- _What to work on_: Below are the records; reproduce all of them exactly but without any images.

- _Given records_:
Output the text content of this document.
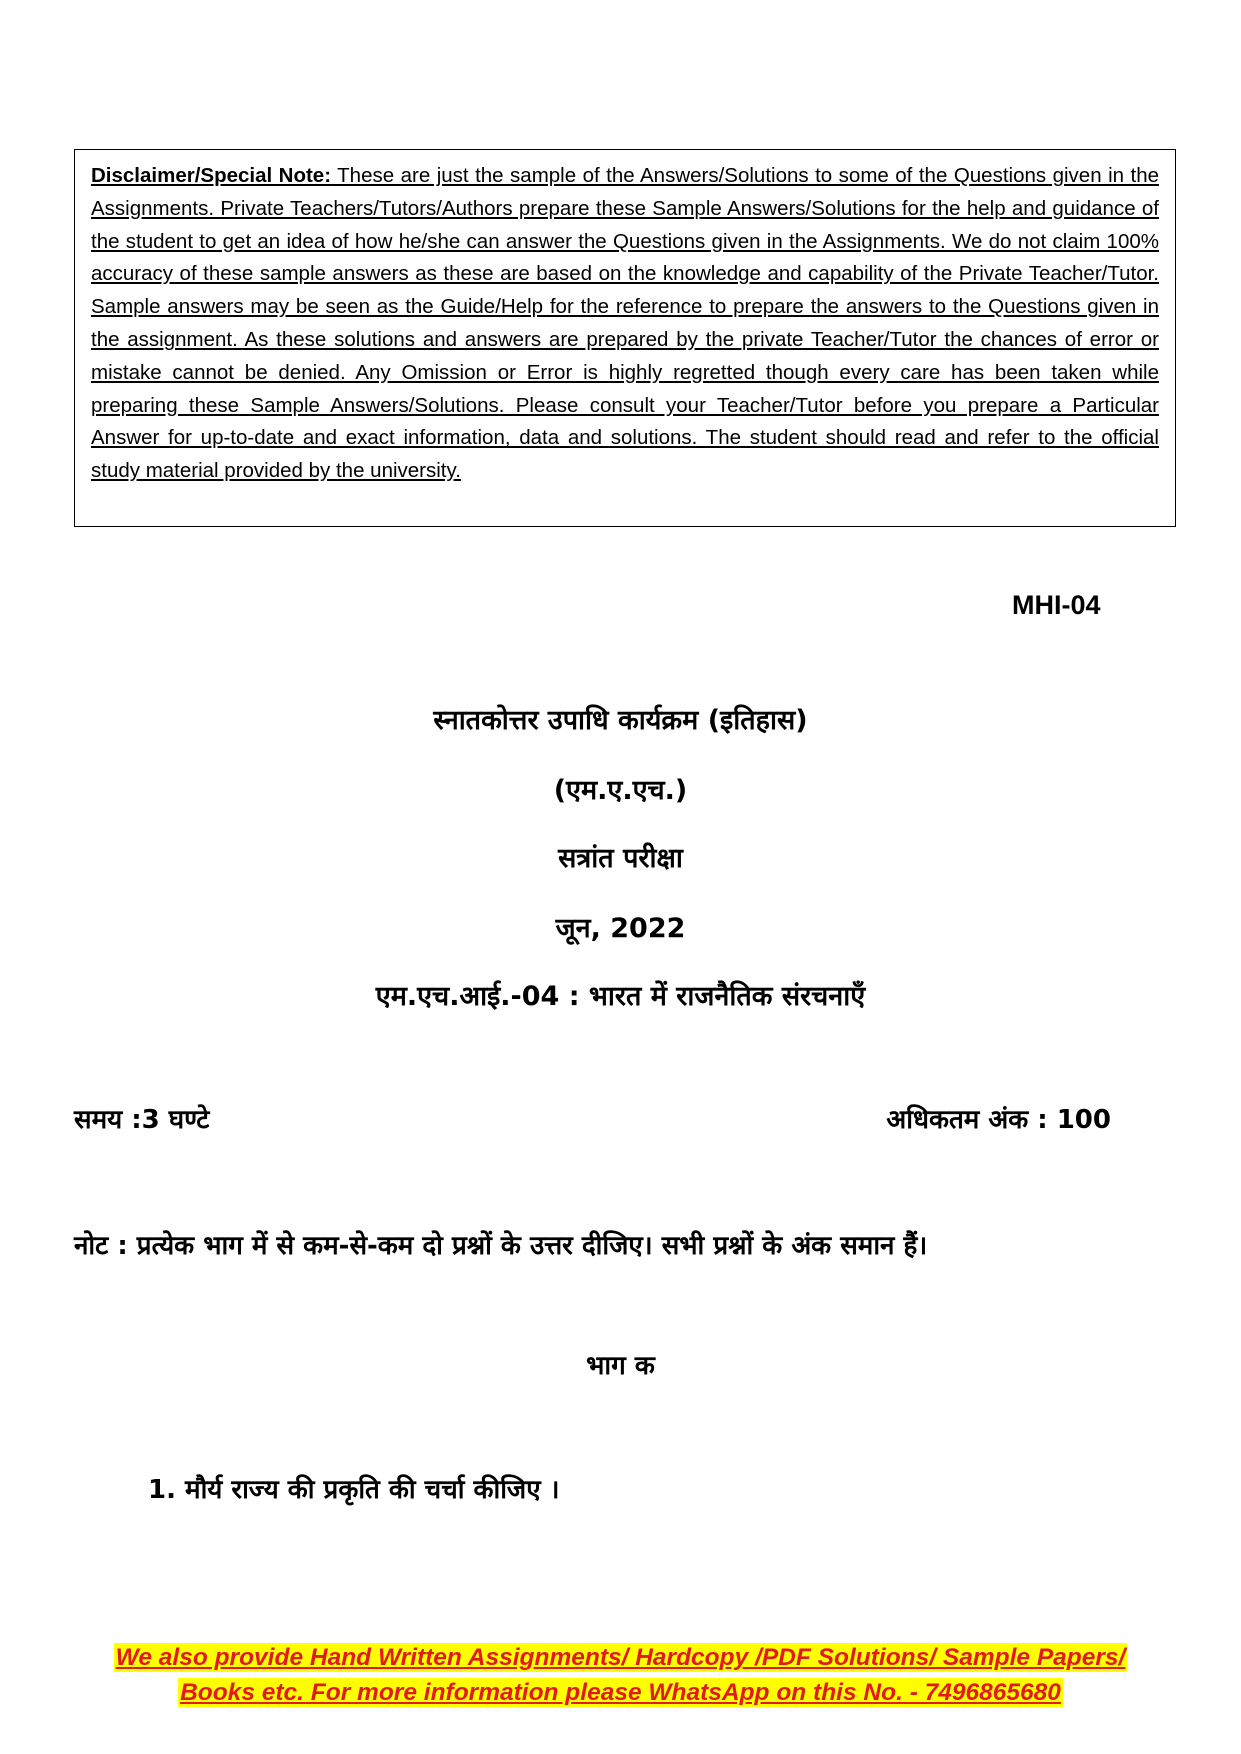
Disclaimer/Special Note: These are just the sample of the Answers/Solutions to some of the Questions given in the Assignments. Private Teachers/Tutors/Authors prepare these Sample Answers/Solutions for the help and guidance of the student to get an idea of how he/she can answer the Questions given in the Assignments. We do not claim 100% accuracy of these sample answers as these are based on the knowledge and capability of the Private Teacher/Tutor. Sample answers may be seen as the Guide/Help for the reference to prepare the answers to the Questions given in the assignment. As these solutions and answers are prepared by the private Teacher/Tutor the chances of error or mistake cannot be denied. Any Omission or Error is highly regretted though every care has been taken while preparing these Sample Answers/Solutions. Please consult your Teacher/Tutor before you prepare a Particular Answer for up-to-date and exact information, data and solutions. The student should read and refer to the official study material provided by the university.
MHI-04
स्नातकोत्तर उपाधि कार्यक्रम (इतिहास)
(एम.ए.एच.)
सत्रांत परीक्षा
जून, 2022
एम.एच.आई.-04 : भारत में राजनैतिक संरचनाएँ
समय :3 घण्टे	अधिकतम अंक : 100
नोट : प्रत्येक भाग में से कम-से-कम दो प्रश्नों के उत्तर दीजिए। सभी प्रश्नों के अंक समान हैं।
भाग क
1. मौर्य राज्य की प्रकृति की चर्चा कीजिए ।
We also provide Hand Written Assignments/ Hardcopy /PDF Solutions/ Sample Papers/
Books etc. For more information please WhatsApp on this No. - 7496865680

- _Exercise answer_:
Output the text content of this document.
Disclaimer/Special Note: These are just the sample of the Answers/Solutions to some of the Questions given in the Assignments. Private Teachers/Tutors/Authors prepare these Sample Answers/Solutions for the help and guidance of the student to get an idea of how he/she can answer the Questions given in the Assignments. We do not claim 100% accuracy of these sample answers as these are based on the knowledge and capability of the Private Teacher/Tutor. Sample answers may be seen as the Guide/Help for the reference to prepare the answers to the Questions given in the assignment. As these solutions and answers are prepared by the private Teacher/Tutor the chances of error or mistake cannot be denied. Any Omission or Error is highly regretted though every care has been taken while preparing these Sample Answers/Solutions. Please consult your Teacher/Tutor before you prepare a Particular Answer for up-to-date and exact information, data and solutions. The student should read and refer to the official study material provided by the university.
MHI-04
स्नातकोत्तर उपाधि कार्यक्रम (इतिहास)
(एम.ए.एच.)
सत्रांत परीक्षा
जून, 2022
एम.एच.आई.-04 : भारत में राजनैतिक संरचनाएँ
समय :3 घण्टे	अधिकतम अंक : 100
नोट : प्रत्येक भाग में से कम-से-कम दो प्रश्नों के उत्तर दीजिए। सभी प्रश्नों के अंक समान हैं।
भाग क
1. मौर्य राज्य की प्रकृति की चर्चा कीजिए ।
We also provide Hand Written Assignments/ Hardcopy /PDF Solutions/ Sample Papers/
Books etc. For more information please WhatsApp on this No. - 7496865680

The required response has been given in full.